[START Records for processing]

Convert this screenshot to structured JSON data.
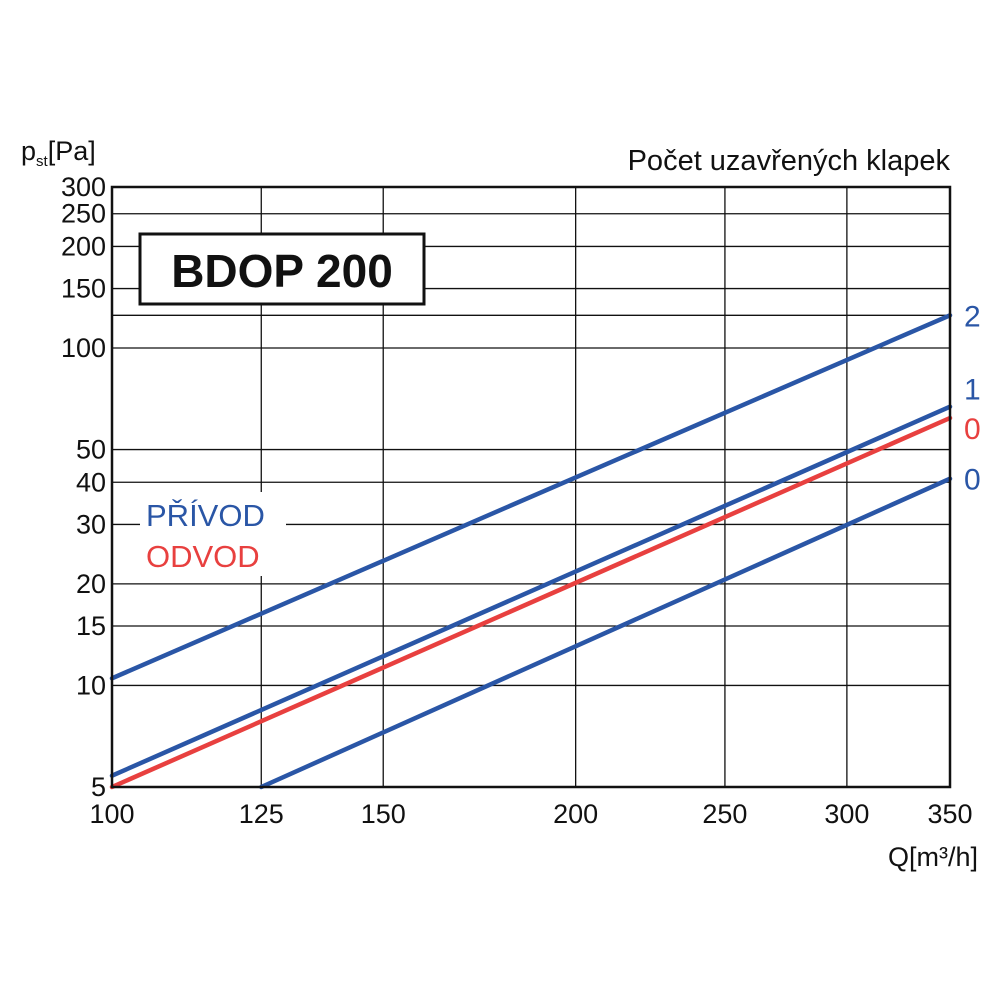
{
  "chart_data": {
    "type": "line",
    "title": "BDOP 200",
    "ylabel": "p",
    "ylabel_sub": "st",
    "ylabel_unit": "[Pa]",
    "xlabel": "Q",
    "xlabel_unit": "[m³/h]",
    "legend_title": "Počet uzavřených klapek",
    "x_scale": "log",
    "y_scale": "log",
    "xlim": [
      100,
      350
    ],
    "ylim": [
      5,
      300
    ],
    "x_ticks": [
      100,
      125,
      150,
      200,
      250,
      300,
      350
    ],
    "y_ticks": [
      5,
      10,
      15,
      20,
      30,
      40,
      50,
      100,
      150,
      200,
      250,
      300
    ],
    "y_gridlines": [
      5,
      10,
      15,
      20,
      30,
      40,
      50,
      100,
      125,
      150,
      200,
      250,
      300
    ],
    "grid": true,
    "key": [
      {
        "label": "PŘÍVOD",
        "color": "#2a56a6"
      },
      {
        "label": "ODVOD",
        "color": "#e8403f"
      }
    ],
    "series": [
      {
        "label": "2",
        "group": "PŘÍVOD",
        "color": "#2a56a6",
        "points": [
          [
            100,
            10.5
          ],
          [
            350,
            125
          ]
        ]
      },
      {
        "label": "1",
        "group": "PŘÍVOD",
        "color": "#2a56a6",
        "points": [
          [
            100,
            5.4
          ],
          [
            350,
            67
          ]
        ]
      },
      {
        "label": "0",
        "group": "ODVOD",
        "color": "#e8403f",
        "points": [
          [
            100,
            5.0
          ],
          [
            350,
            62
          ]
        ]
      },
      {
        "label": "0",
        "group": "PŘÍVOD",
        "color": "#2a56a6",
        "points": [
          [
            125,
            5.0
          ],
          [
            350,
            41
          ]
        ]
      }
    ]
  }
}
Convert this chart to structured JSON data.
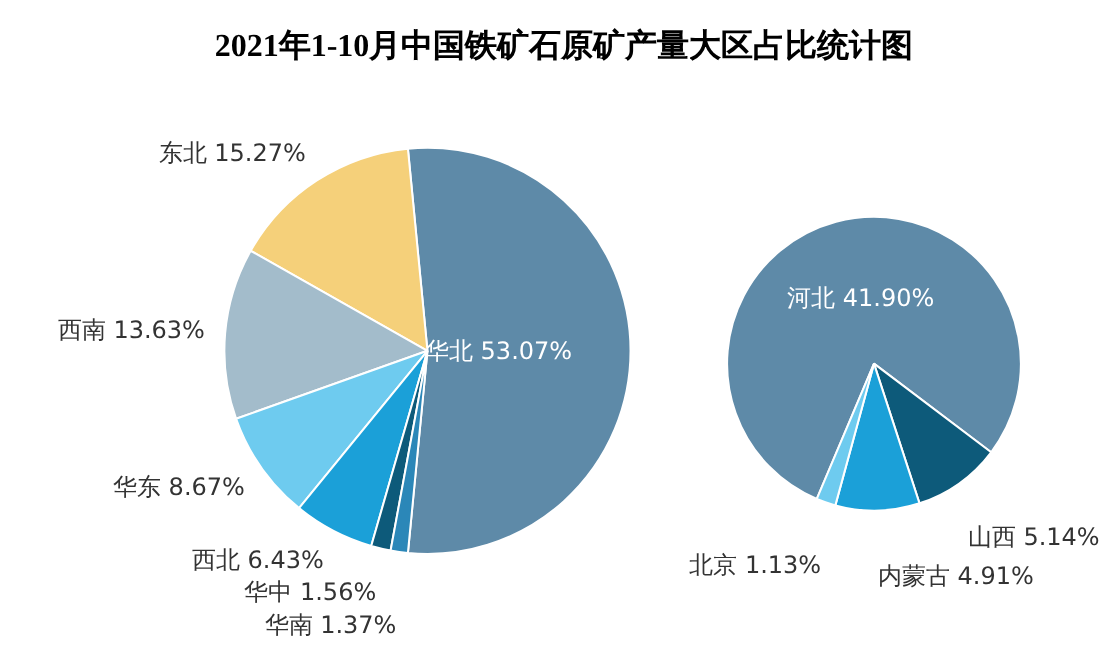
{
  "chart_data": [
    {
      "type": "pie",
      "title": "2021年1-10月中国铁矿石原矿产量大区占比统计图",
      "categories": [
        "华北",
        "东北",
        "西南",
        "华东",
        "西北",
        "华中",
        "华南"
      ],
      "values": [
        53.07,
        15.27,
        13.63,
        8.67,
        6.43,
        1.56,
        1.37
      ],
      "colors": [
        "#5e8aa8",
        "#f5d07a",
        "#a3bccb",
        "#6ecbef",
        "#1ba0d8",
        "#0d5a7a",
        "#2b87b8"
      ],
      "value_labels": [
        "53.07%",
        "15.27%",
        "13.63%",
        "8.67%",
        "6.43%",
        "1.56%",
        "1.37%"
      ]
    },
    {
      "type": "pie",
      "categories": [
        "河北",
        "山西",
        "内蒙古",
        "北京"
      ],
      "values": [
        41.9,
        5.14,
        4.91,
        1.13
      ],
      "colors": [
        "#5e8aa8",
        "#0d5a7a",
        "#1ba0d8",
        "#6ecbef"
      ],
      "value_labels": [
        "41.90%",
        "5.14%",
        "4.91%",
        "1.13%"
      ]
    }
  ]
}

[END Records for processing]

Exercise task
Search the data for the string "structured". List each line that has it.

Completed exercise
Convert this screenshot to structured JSON data.
Convert this chart to structured JSON data.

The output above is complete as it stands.